[Stored records]
..........

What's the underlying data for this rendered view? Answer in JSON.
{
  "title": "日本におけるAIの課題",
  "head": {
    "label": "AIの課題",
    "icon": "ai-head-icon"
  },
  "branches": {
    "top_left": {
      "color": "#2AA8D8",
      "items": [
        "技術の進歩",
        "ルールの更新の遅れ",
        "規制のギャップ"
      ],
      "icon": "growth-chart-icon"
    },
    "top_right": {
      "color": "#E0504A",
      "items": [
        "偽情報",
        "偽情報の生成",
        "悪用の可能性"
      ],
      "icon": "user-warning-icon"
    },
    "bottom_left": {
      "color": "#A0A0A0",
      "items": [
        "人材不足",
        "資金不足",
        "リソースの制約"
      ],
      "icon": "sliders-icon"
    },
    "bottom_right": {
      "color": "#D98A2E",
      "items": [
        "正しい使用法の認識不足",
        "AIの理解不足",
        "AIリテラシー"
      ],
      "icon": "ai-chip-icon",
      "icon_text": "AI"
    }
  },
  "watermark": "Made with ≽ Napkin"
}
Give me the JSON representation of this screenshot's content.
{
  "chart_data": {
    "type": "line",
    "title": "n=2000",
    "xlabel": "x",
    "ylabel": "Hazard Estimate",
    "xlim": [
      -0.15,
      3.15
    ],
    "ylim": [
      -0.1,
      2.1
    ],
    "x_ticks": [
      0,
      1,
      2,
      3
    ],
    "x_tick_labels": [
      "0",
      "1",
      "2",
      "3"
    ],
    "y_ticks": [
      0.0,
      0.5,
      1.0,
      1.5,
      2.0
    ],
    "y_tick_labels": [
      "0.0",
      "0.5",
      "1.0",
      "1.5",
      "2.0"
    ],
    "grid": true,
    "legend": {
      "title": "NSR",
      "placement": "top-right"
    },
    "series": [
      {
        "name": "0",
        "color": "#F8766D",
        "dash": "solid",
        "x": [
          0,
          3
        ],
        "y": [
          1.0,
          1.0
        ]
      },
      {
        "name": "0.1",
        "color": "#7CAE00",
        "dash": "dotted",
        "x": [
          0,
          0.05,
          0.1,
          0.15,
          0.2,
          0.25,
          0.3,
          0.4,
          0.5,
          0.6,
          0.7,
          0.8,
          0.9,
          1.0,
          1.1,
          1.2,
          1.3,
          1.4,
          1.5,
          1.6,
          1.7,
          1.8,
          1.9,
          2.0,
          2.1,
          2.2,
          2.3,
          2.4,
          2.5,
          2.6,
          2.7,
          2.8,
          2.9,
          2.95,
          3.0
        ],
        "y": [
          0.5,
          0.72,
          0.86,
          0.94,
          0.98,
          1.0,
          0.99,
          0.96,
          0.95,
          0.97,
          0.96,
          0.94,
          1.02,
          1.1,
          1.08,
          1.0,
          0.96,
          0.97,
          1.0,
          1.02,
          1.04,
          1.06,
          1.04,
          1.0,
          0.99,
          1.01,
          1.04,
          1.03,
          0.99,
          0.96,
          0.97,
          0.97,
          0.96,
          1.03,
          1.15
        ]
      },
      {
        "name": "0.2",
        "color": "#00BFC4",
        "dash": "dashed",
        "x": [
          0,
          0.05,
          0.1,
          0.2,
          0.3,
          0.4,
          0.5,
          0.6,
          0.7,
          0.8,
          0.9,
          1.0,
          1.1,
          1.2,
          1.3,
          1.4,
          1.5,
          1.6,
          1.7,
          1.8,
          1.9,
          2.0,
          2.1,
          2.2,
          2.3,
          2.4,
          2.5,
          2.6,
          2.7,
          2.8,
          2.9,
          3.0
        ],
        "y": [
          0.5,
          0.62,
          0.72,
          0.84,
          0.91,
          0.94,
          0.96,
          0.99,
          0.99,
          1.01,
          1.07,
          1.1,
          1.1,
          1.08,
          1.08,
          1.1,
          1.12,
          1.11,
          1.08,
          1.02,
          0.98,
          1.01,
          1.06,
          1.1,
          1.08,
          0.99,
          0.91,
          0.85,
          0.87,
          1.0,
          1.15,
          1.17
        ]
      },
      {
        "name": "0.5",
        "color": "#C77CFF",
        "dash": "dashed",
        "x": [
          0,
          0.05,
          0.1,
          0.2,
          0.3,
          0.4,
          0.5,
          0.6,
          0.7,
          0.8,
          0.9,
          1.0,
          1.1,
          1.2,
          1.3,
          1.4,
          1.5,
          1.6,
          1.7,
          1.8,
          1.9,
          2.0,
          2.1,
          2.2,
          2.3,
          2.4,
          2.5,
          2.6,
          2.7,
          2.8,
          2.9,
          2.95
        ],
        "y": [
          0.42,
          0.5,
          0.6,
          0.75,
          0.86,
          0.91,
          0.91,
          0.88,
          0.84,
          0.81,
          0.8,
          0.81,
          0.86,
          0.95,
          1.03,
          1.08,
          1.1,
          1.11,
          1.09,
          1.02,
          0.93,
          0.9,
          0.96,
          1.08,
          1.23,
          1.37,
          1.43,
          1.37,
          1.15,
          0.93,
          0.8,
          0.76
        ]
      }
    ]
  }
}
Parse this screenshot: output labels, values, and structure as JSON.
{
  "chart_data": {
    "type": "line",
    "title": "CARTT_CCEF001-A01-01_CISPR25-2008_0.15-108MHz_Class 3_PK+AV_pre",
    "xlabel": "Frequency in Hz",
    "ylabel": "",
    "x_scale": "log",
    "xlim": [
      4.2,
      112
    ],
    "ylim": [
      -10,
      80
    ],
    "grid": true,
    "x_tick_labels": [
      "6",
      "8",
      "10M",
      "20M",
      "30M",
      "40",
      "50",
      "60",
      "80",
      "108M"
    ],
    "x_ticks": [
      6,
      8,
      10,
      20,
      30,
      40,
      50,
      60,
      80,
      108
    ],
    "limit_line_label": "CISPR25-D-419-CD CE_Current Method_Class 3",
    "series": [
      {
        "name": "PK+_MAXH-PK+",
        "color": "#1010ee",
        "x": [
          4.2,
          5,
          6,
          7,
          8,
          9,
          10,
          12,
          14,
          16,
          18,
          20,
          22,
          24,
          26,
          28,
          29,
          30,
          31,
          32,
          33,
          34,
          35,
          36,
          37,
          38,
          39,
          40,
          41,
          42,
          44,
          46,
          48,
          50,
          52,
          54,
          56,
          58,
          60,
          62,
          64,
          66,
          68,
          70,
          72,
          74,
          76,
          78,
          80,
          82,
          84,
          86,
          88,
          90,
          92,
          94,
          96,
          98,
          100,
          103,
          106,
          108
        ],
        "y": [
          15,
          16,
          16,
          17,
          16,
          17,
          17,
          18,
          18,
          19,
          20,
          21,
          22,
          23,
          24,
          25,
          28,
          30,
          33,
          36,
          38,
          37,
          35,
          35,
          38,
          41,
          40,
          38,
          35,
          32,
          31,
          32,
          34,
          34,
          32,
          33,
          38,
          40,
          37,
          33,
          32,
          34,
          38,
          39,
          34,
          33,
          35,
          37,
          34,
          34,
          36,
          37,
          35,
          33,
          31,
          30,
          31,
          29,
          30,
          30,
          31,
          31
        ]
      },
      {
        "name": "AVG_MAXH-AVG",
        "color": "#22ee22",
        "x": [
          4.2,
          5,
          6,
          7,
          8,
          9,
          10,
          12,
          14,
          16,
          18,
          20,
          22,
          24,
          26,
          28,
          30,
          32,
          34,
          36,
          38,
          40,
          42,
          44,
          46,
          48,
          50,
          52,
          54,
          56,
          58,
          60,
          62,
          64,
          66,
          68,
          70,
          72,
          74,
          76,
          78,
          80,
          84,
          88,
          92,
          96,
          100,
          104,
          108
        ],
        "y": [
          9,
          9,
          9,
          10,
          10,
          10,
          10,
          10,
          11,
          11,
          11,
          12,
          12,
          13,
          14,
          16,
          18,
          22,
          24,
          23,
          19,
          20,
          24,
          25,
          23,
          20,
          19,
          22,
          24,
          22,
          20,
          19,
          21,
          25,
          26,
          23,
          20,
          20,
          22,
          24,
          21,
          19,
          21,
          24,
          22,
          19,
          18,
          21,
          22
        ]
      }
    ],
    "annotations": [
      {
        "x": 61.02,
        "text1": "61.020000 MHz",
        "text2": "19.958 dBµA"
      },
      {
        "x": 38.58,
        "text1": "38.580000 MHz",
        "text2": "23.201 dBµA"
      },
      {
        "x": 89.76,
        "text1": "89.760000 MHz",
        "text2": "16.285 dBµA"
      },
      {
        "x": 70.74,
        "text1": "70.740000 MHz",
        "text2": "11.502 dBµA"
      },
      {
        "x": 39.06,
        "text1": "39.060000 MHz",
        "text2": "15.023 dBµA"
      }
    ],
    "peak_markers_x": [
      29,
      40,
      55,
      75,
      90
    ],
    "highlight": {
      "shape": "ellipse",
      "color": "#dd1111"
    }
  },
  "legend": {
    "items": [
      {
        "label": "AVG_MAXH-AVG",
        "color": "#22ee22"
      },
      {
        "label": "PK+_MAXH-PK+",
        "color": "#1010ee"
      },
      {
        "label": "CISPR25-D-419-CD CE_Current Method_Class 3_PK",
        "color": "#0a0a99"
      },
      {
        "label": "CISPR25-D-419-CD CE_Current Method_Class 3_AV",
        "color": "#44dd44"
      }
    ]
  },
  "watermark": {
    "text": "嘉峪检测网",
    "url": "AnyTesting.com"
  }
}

..........

_WORK REQUIRED_
Pull every line containing the word "dBµA" out of the material.

_OUTPUT OF THE TASK_
        "text2": "19.958 dBµA"
        "text2": "23.201 dBµA"
        "text2": "16.285 dBµA"
        "text2": "11.502 dBµA"
        "text2": "15.023 dBµA"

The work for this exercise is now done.